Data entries
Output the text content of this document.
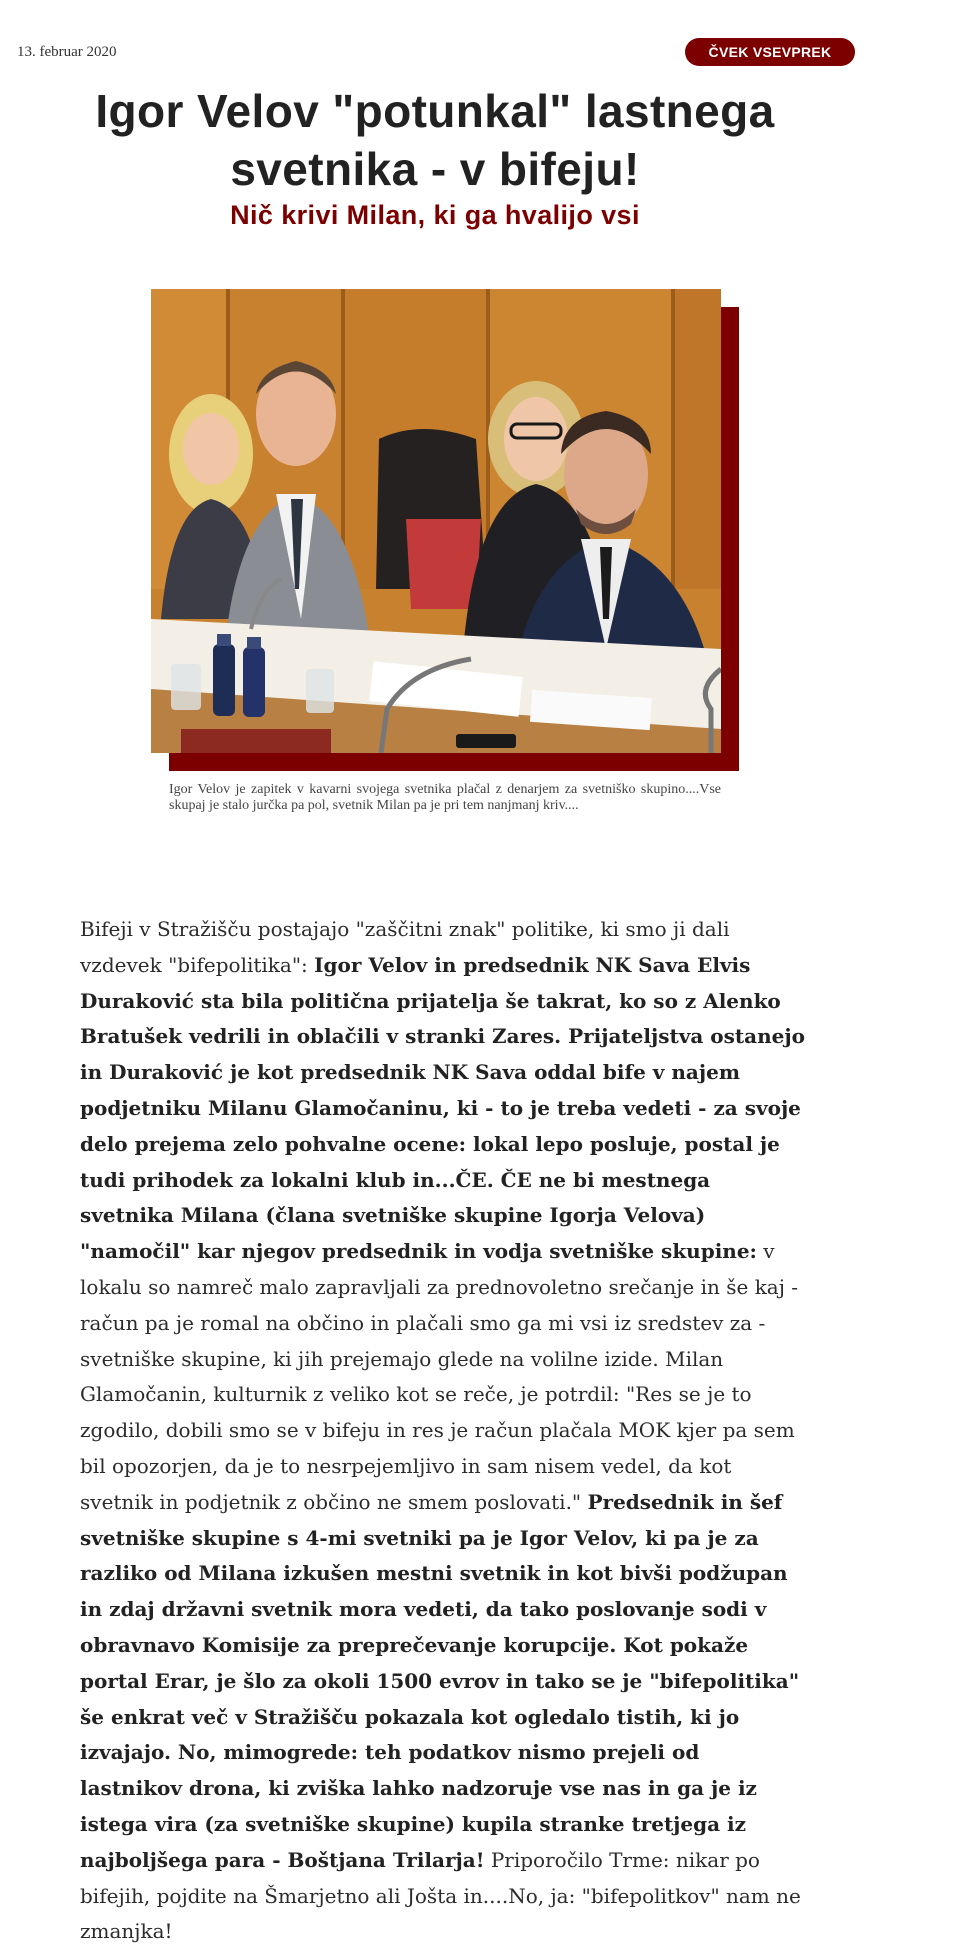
13. februar 2020	ČVEK VSEVPREK
Igor Velov "potunkal" lastnega svetnika - v bifeju!
Nič krivi Milan, ki ga hvalijo vsi
Igor Velov je zapitek v kavarni svojega svetnika plačal z denarjem za svetniško skupino....Vse skupaj je stalo jurčka pa pol, svetnik Milan pa je pri tem nanjmanj kriv....

Bifeji v Stražišču postajajo "zaščitni znak" politike, ki smo ji dali vzdevek "bifepolitika": Igor Velov in predsednik NK Sava Elvis Duraković sta bila politična prijatelja še takrat, ko so z Alenko Bratušek vedrili in oblačili v stranki Zares. Prijateljstva ostanejo in Duraković je kot predsednik NK Sava oddal bife v najem podjetniku Milanu Glamočaninu, ki - to je treba vedeti - za svoje delo prejema zelo pohvalne ocene: lokal lepo posluje, postal je tudi prihodek za lokalni klub in...ČE. ČE ne bi mestnega svetnika Milana (člana svetniške skupine Igorja Velova) "namočil" kar njegov predsednik in vodja svetniške skupine: v lokalu so namreč malo zapravljali za prednovoletno srečanje in še kaj - račun pa je romal na občino in plačali smo ga mi vsi iz sredstev za - svetniške skupine, ki jih prejemajo glede na volilne izide. Milan Glamočanin, kulturnik z veliko kot se reče, je potrdil: "Res se je to zgodilo, dobili smo se v bifeju in res je račun plačala MOK kjer pa sem bil opozorjen, da je to nesrpejemljivo in sam nisem vedel, da kot svetnik in podjetnik z občino ne smem poslovati." Predsednik in šef svetniške skupine s 4-mi svetniki pa je Igor Velov, ki pa je za razliko od Milana izkušen mestni svetnik in kot bivši podžupan in zdaj državni svetnik mora vedeti, da tako poslovanje sodi v obravnavo Komisije za preprečevanje korupcije. Kot pokaže portal Erar, je šlo za okoli 1500 evrov in tako se je "bifepolitika" še enkrat več v Stražišču pokazala kot ogledalo tistih, ki jo izvajajo. No, mimogrede: teh podatkov nismo prejeli od lastnikov drona, ki zviška lahko nadzoruje vse nas in ga je iz istega vira (za svetniške skupine) kupila stranke tretjega iz najboljšega para - Boštjana Trilarja! Priporočilo Trme: nikar po bifejih, pojdite na Šmarjetno ali Jošta in....No, ja: "bifepolitkov" nam ne zmanjka!
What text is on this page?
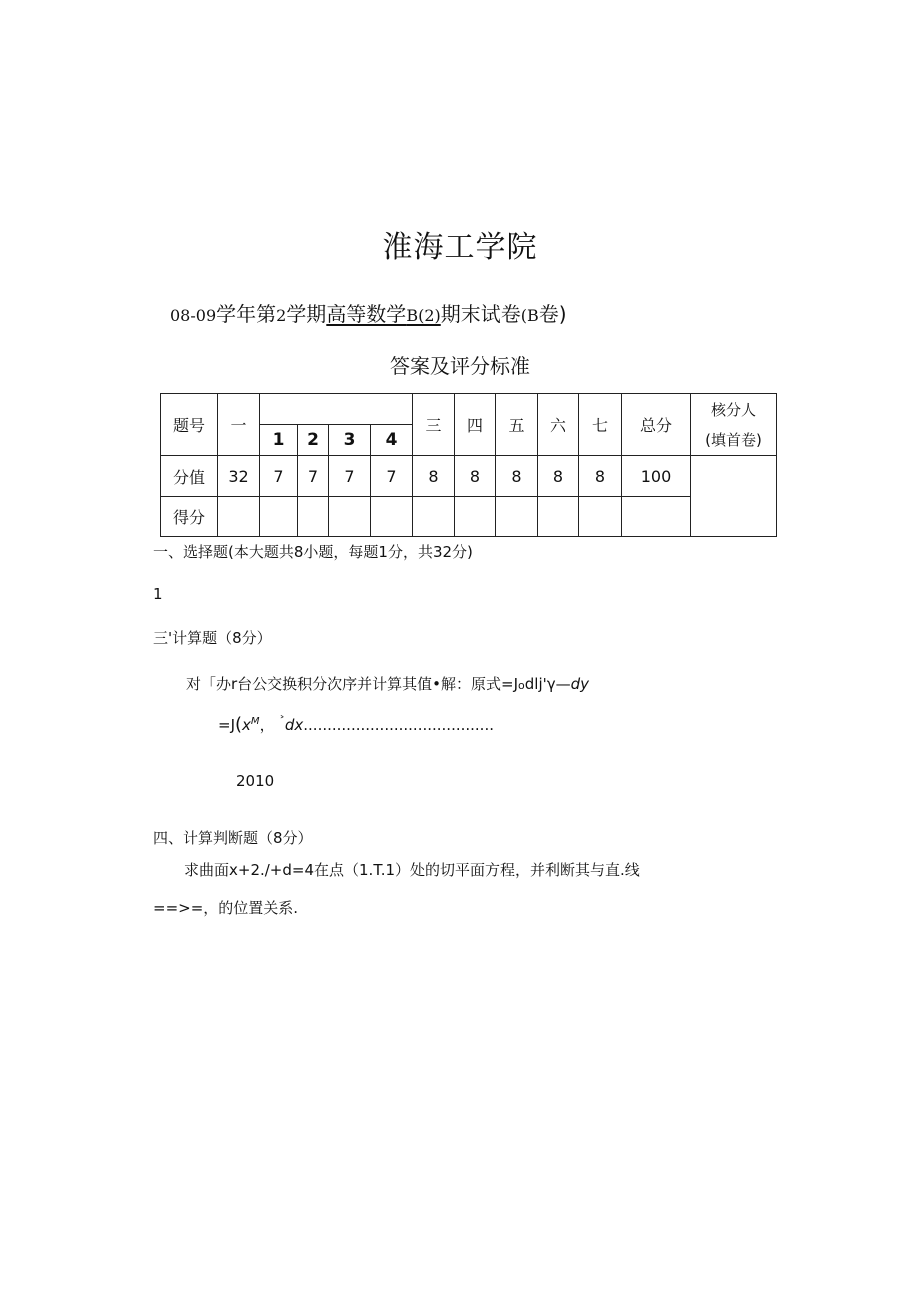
淮海工学院
08-09学年第2学期高等数学B(2)期末试卷(B卷)
答案及评分标准
题号	一					三	四	五	六	七	总分	核分人
(填首卷)

		1	2	3	4							
分值	32	7	7	7	7	8	8	8	8	8	100	
得分												
一、选择题(本大题共8小题，每题1分，共32分)
1
三'计算题（8分）
对「办r台公交换积分次序并计算其值•解：原式=Jodlj'γ—dy
$=J(x^M$， ˃dx........................................
2010
四、计算判断题（8分）
求曲面x+2./+d=4在点（1.T.1）处的切平面方程，并利断其与直.线
==>=，的位置关系.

Problem statement:
From the data above, copy each line that holds "Velov".

The output:
Igor Velov "potunkal" lastnega svetnika - v bifeju!
Igor Velov je zapitek v kavarni svojega svetnika plačal z denarjem za svetniško skupino....Vse skupaj je stalo jurčka pa pol, svetnik Milan pa je pri tem nanjmanj kriv....
Bifeji v Stražišču postajajo "zaščitni znak" politike, ki smo ji dali vzdevek "bifepolitika": Igor Velov in predsednik NK Sava Elvis Duraković sta bila politična prijatelja še takrat, ko so z Alenko Bratušek vedrili in oblačili v stranki Zares. Prijateljstva ostanejo in Duraković je kot predsednik NK Sava oddal bife v najem podjetniku Milanu Glamočaninu, ki - to je treba vedeti - za svoje delo prejema zelo pohvalne ocene: lokal lepo posluje, postal je tudi prihodek za lokalni klub in...ČE. ČE ne bi mestnega svetnika Milana (člana svetniške skupine Igorja Velova) "namočil" kar njegov predsednik in vodja svetniške skupine: v lokalu so namreč malo zapravljali za prednovoletno srečanje in še kaj - račun pa je romal na občino in plačali smo ga mi vsi iz sredstev za - svetniške skupine, ki jih prejemajo glede na volilne izide. Milan Glamočanin, kulturnik z veliko kot se reče, je potrdil: "Res se je to zgodilo, dobili smo se v bifeju in res je račun plačala MOK kjer pa sem bil opozorjen, da je to nesrpejemljivo in sam nisem vedel, da kot svetnik in podjetnik z občino ne smem poslovati." Predsednik in šef svetniške skupine s 4-mi svetniki pa je Igor Velov, ki pa je za razliko od Milana izkušen mestni svetnik in kot bivši podžupan in zdaj državni svetnik mora vedeti, da tako poslovanje sodi v obravnavo Komisije za preprečevanje korupcije. Kot pokaže portal Erar, je šlo za okoli 1500 evrov in tako se je "bifepolitika" še enkrat več v Stražišču pokazala kot ogledalo tistih, ki jo izvajajo. No, mimogrede: teh podatkov nismo prejeli od lastnikov drona, ki zviška lahko nadzoruje vse nas in ga je iz istega vira (za svetniške skupine) kupila stranke tretjega iz najboljšega para - Boštjana Trilarja! Priporočilo Trme: nikar po bifejih, pojdite na Šmarjetno ali Jošta in....No, ja: "bifepolitkov" nam ne zmanjka!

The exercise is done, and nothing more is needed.